**Description of the task**
Repeat everything in the material exactly.

**Provided information**

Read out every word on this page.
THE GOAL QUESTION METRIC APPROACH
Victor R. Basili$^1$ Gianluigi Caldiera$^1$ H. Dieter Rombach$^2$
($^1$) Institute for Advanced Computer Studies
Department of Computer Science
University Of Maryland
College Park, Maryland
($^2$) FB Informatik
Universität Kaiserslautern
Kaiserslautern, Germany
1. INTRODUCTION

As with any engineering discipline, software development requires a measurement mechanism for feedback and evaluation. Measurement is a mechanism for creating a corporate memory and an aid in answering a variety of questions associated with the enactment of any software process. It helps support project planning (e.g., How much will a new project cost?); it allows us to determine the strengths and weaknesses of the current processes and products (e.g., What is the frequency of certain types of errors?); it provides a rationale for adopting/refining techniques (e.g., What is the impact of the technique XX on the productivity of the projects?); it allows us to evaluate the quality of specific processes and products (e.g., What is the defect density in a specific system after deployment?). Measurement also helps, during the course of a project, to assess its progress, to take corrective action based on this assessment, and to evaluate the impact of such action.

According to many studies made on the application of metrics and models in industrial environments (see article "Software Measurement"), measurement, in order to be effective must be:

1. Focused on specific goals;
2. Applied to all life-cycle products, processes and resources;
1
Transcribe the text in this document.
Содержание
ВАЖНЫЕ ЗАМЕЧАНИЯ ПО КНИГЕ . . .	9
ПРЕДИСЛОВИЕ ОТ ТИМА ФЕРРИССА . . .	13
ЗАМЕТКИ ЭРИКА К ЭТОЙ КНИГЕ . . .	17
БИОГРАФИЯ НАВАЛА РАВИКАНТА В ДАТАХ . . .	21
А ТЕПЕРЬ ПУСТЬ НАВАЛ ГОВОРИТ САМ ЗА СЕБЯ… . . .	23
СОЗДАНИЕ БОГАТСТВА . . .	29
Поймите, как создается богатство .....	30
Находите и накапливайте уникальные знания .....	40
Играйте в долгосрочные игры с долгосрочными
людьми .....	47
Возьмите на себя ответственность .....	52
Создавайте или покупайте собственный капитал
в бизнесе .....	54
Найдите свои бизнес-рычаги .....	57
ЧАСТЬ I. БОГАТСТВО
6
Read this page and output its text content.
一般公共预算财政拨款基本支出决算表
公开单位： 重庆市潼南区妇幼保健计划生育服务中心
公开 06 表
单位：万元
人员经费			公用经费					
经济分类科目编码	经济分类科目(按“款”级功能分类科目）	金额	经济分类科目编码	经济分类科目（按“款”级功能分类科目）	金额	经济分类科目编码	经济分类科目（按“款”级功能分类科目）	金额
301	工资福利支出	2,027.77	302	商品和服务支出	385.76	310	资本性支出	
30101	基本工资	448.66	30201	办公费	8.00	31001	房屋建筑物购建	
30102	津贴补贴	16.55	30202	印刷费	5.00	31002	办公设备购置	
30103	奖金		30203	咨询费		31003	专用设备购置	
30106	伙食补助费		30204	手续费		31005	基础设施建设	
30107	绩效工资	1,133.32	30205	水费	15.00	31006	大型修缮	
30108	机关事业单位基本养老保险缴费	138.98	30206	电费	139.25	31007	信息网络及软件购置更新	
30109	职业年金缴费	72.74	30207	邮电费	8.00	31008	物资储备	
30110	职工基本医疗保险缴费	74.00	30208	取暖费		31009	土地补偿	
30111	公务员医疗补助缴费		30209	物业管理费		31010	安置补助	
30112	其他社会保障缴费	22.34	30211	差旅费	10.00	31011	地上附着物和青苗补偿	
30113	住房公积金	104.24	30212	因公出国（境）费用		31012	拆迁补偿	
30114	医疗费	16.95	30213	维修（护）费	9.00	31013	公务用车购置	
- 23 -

**Written solution**
Read out every word on this page.
THE GOAL QUESTION METRIC APPROACH
Victor R. Basili$^1$ Gianluigi Caldiera$^1$ H. Dieter Rombach$^2$
($^1$) Institute for Advanced Computer Studies
Department of Computer Science
University Of Maryland
College Park, Maryland
($^2$) FB Informatik
Universität Kaiserslautern
Kaiserslautern, Germany
1. INTRODUCTION

As with any engineering discipline, software development requires a measurement mechanism for feedback and evaluation. Measurement is a mechanism for creating a corporate memory and an aid in answering a variety of questions associated with the enactment of any software process. It helps support project planning (e.g., How much will a new project cost?); it allows us to determine the strengths and weaknesses of the current processes and products (e.g., What is the frequency of certain types of errors?); it provides a rationale for adopting/refining techniques (e.g., What is the impact of the technique XX on the productivity of the projects?); it allows us to evaluate the quality of specific processes and products (e.g., What is the defect density in a specific system after deployment?). Measurement also helps, during the course of a project, to assess its progress, to take corrective action based on this assessment, and to evaluate the impact of such action.

According to many studies made on the application of metrics and models in industrial environments (see article "Software Measurement"), measurement, in order to be effective must be:

1. Focused on specific goals;
2. Applied to all life-cycle products, processes and resources;
1
Transcribe the text in this document.
Содержание
ВАЖНЫЕ ЗАМЕЧАНИЯ ПО КНИГЕ . . .	9
ПРЕДИСЛОВИЕ ОТ ТИМА ФЕРРИССА . . .	13
ЗАМЕТКИ ЭРИКА К ЭТОЙ КНИГЕ . . .	17
БИОГРАФИЯ НАВАЛА РАВИКАНТА В ДАТАХ . . .	21
А ТЕПЕРЬ ПУСТЬ НАВАЛ ГОВОРИТ САМ ЗА СЕБЯ… . . .	23
СОЗДАНИЕ БОГАТСТВА . . .	29
Поймите, как создается богатство .....	30
Находите и накапливайте уникальные знания .....	40
Играйте в долгосрочные игры с долгосрочными
людьми .....	47
Возьмите на себя ответственность .....	52
Создавайте или покупайте собственный капитал
в бизнесе .....	54
Найдите свои бизнес-рычаги .....	57
ЧАСТЬ I. БОГАТСТВО
6
Read this page and output its text content.
一般公共预算财政拨款基本支出决算表
公开单位： 重庆市潼南区妇幼保健计划生育服务中心
公开 06 表
单位：万元
人员经费			公用经费					
经济分类科目编码	经济分类科目(按“款”级功能分类科目）	金额	经济分类科目编码	经济分类科目（按“款”级功能分类科目）	金额	经济分类科目编码	经济分类科目（按“款”级功能分类科目）	金额
301	工资福利支出	2,027.77	302	商品和服务支出	385.76	310	资本性支出	
30101	基本工资	448.66	30201	办公费	8.00	31001	房屋建筑物购建	
30102	津贴补贴	16.55	30202	印刷费	5.00	31002	办公设备购置	
30103	奖金		30203	咨询费		31003	专用设备购置	
30106	伙食补助费		30204	手续费		31005	基础设施建设	
30107	绩效工资	1,133.32	30205	水费	15.00	31006	大型修缮	
30108	机关事业单位基本养老保险缴费	138.98	30206	电费	139.25	31007	信息网络及软件购置更新	
30109	职业年金缴费	72.74	30207	邮电费	8.00	31008	物资储备	
30110	职工基本医疗保险缴费	74.00	30208	取暖费		31009	土地补偿	
30111	公务员医疗补助缴费		30209	物业管理费		31010	安置补助	
30112	其他社会保障缴费	22.34	30211	差旅费	10.00	31011	地上附着物和青苗补偿	
30113	住房公积金	104.24	30212	因公出国（境）费用		31012	拆迁补偿	
30114	医疗费	16.95	30213	维修（护）费	9.00	31013	公务用车购置	
- 23 -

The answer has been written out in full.